PROMPT
Check each line of the records below for the word "Требования" and copy those where it appears.

RECORDS FOR THIS EXERCISE
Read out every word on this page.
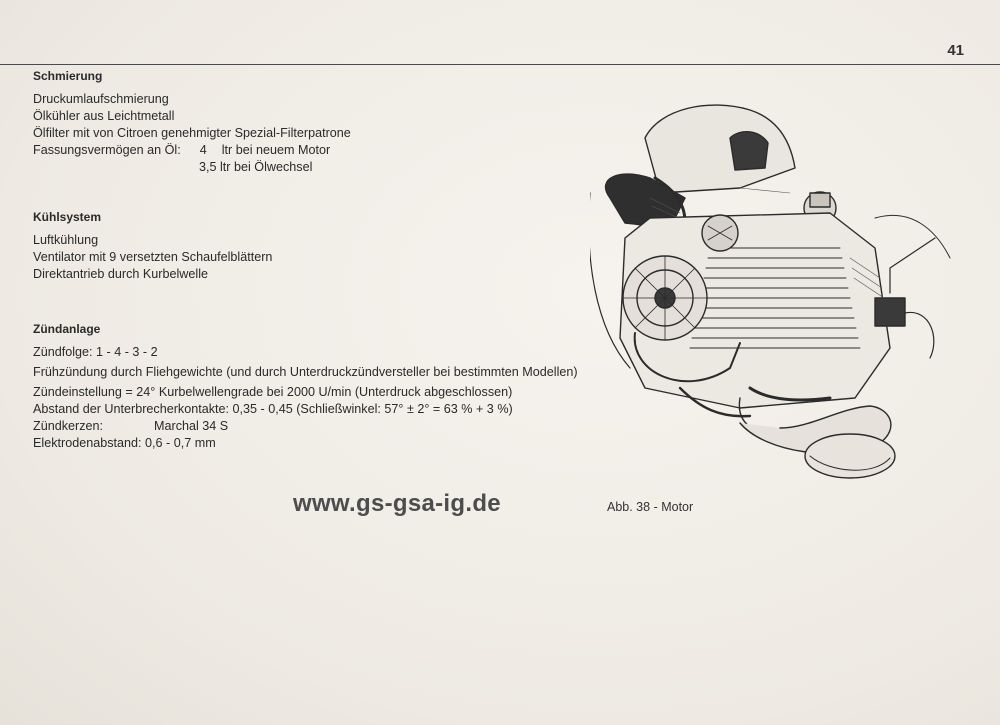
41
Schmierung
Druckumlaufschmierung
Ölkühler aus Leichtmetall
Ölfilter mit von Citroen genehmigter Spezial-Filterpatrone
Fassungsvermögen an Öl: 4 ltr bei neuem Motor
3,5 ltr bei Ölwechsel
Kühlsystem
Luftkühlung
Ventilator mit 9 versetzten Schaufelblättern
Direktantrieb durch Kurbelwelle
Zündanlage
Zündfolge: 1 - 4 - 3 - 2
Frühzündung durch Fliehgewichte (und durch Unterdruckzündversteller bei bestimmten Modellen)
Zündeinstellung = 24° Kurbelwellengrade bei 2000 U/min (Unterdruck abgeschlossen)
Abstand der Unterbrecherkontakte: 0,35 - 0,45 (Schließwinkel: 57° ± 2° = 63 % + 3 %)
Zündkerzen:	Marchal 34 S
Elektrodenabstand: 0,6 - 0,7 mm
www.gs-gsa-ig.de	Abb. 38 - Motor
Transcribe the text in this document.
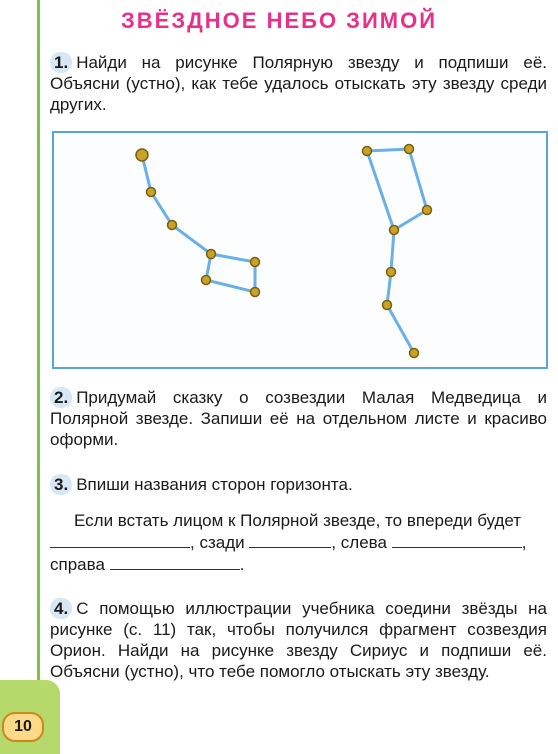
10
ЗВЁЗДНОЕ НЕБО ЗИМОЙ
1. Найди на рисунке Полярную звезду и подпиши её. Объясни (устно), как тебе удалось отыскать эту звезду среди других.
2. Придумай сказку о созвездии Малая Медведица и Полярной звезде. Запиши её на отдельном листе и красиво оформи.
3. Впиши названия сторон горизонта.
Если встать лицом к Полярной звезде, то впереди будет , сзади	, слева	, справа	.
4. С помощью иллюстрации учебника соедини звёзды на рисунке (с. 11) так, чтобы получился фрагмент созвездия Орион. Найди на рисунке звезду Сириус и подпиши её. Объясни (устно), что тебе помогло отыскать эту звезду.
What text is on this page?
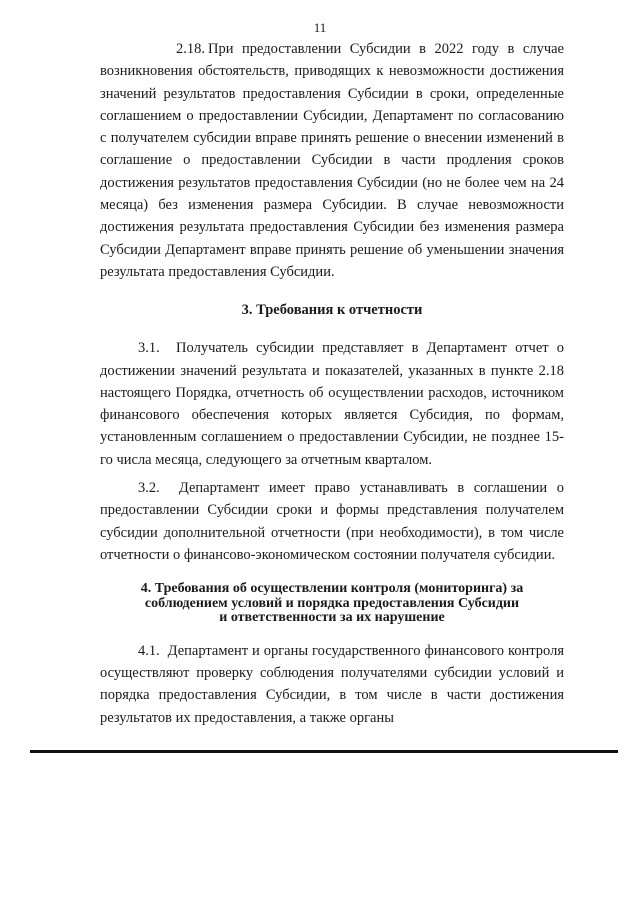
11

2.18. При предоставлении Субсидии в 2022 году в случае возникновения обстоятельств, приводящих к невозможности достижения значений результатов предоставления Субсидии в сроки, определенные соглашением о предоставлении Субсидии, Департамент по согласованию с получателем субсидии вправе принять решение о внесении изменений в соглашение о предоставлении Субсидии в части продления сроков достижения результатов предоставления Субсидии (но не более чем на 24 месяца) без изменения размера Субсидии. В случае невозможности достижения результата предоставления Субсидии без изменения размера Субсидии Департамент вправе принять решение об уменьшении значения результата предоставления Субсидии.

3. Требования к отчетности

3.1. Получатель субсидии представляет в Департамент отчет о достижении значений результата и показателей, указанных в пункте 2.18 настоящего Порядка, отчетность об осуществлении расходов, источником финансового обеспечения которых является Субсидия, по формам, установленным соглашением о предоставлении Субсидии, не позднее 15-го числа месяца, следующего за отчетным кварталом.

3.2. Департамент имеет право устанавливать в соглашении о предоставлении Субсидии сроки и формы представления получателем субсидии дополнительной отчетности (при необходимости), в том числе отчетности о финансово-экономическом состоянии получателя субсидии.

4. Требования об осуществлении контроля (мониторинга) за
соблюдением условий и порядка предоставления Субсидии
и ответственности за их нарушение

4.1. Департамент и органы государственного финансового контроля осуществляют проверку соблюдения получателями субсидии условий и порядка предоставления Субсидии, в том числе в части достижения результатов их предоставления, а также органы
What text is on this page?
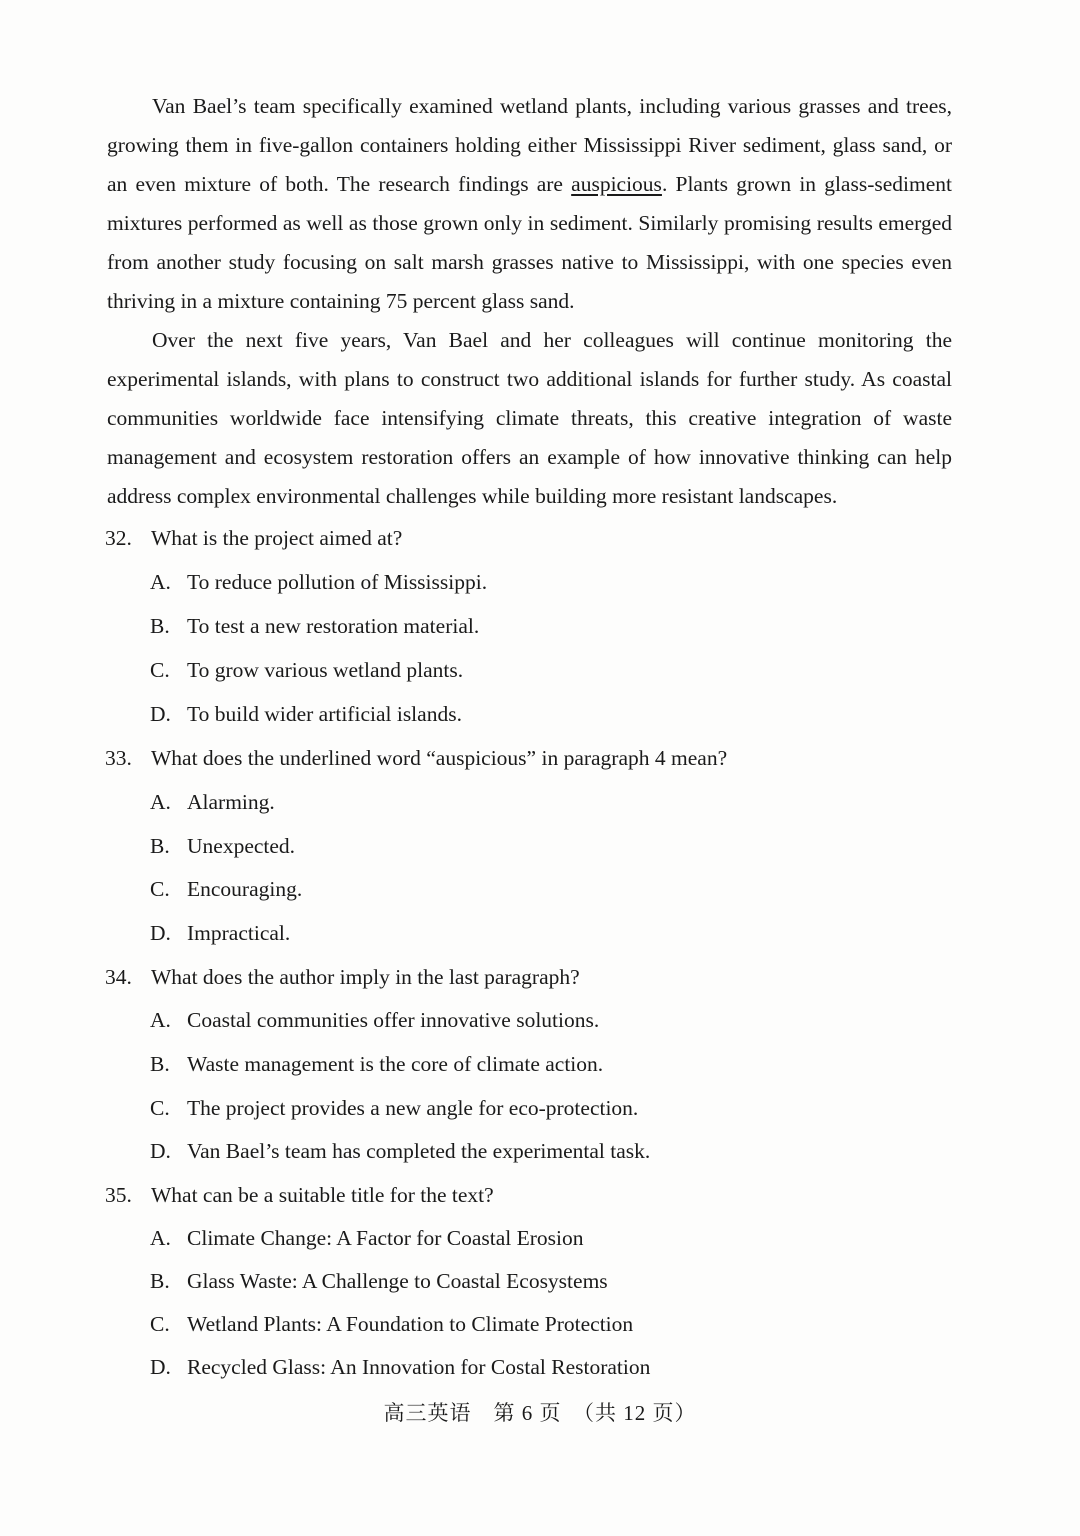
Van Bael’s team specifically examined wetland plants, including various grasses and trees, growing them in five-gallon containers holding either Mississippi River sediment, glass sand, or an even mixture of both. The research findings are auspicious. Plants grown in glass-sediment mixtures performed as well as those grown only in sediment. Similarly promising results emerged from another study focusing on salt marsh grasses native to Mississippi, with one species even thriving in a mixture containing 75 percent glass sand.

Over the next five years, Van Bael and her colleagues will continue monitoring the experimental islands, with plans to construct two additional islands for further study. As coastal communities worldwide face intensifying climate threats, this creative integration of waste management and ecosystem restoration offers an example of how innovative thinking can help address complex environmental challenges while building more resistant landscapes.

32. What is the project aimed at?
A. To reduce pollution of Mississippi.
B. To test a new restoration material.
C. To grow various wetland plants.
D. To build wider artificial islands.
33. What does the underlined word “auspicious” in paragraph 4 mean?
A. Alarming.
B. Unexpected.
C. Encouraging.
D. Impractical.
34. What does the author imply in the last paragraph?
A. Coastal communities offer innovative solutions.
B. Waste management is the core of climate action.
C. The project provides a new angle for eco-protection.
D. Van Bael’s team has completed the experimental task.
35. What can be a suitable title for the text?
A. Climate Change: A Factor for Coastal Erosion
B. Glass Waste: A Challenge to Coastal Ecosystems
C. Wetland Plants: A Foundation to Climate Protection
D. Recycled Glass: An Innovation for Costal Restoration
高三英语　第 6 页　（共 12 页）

SOLUTION
3. Требования к отчетности
4. Требования об осуществлении контроля (мониторинга) за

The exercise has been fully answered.